Data excerpts:
===

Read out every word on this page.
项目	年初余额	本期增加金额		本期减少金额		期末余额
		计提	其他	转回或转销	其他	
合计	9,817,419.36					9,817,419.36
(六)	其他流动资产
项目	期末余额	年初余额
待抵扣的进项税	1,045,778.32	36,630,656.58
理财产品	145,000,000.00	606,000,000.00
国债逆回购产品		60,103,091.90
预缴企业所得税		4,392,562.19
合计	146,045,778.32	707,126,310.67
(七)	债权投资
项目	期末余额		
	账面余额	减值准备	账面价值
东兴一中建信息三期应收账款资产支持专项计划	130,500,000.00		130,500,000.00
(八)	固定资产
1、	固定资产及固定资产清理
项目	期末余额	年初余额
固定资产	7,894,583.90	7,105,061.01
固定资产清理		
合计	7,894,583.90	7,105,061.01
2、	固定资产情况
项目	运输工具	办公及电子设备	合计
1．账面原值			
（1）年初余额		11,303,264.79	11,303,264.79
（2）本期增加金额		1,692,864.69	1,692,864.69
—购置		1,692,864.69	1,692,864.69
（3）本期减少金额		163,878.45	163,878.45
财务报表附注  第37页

===

* [THE TASK]:
In the records above, find the lines containing "本期减少金额" and copy them.

* [OUTPUT OF THE TASK]:
项目	年初余额	本期增加金额		本期减少金额		期末余额
（3）本期减少金额		163,878.45	163,878.45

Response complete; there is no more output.